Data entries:
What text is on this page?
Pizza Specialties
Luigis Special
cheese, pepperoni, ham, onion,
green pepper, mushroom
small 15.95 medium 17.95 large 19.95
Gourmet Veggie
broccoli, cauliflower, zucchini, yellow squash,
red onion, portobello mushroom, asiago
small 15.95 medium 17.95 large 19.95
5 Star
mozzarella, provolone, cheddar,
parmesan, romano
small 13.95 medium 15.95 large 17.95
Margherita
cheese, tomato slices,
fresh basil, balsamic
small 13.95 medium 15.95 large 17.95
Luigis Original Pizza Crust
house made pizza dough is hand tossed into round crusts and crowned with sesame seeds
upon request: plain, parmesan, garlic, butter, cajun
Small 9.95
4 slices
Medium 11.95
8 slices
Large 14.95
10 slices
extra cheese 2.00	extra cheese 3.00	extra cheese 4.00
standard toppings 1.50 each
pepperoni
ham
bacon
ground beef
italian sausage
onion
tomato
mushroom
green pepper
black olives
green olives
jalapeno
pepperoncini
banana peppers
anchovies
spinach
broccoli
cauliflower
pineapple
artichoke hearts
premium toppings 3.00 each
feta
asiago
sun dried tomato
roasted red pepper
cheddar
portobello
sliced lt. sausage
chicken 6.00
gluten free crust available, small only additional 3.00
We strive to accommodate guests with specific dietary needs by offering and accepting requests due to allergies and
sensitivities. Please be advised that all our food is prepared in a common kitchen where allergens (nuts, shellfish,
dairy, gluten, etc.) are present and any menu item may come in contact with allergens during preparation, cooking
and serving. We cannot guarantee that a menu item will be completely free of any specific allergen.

→ **Exercise description**:
Sift through the entries and copy every line with "asiago".

→ **Solution below**:
red onion, portobello mushroom, asiago
asiago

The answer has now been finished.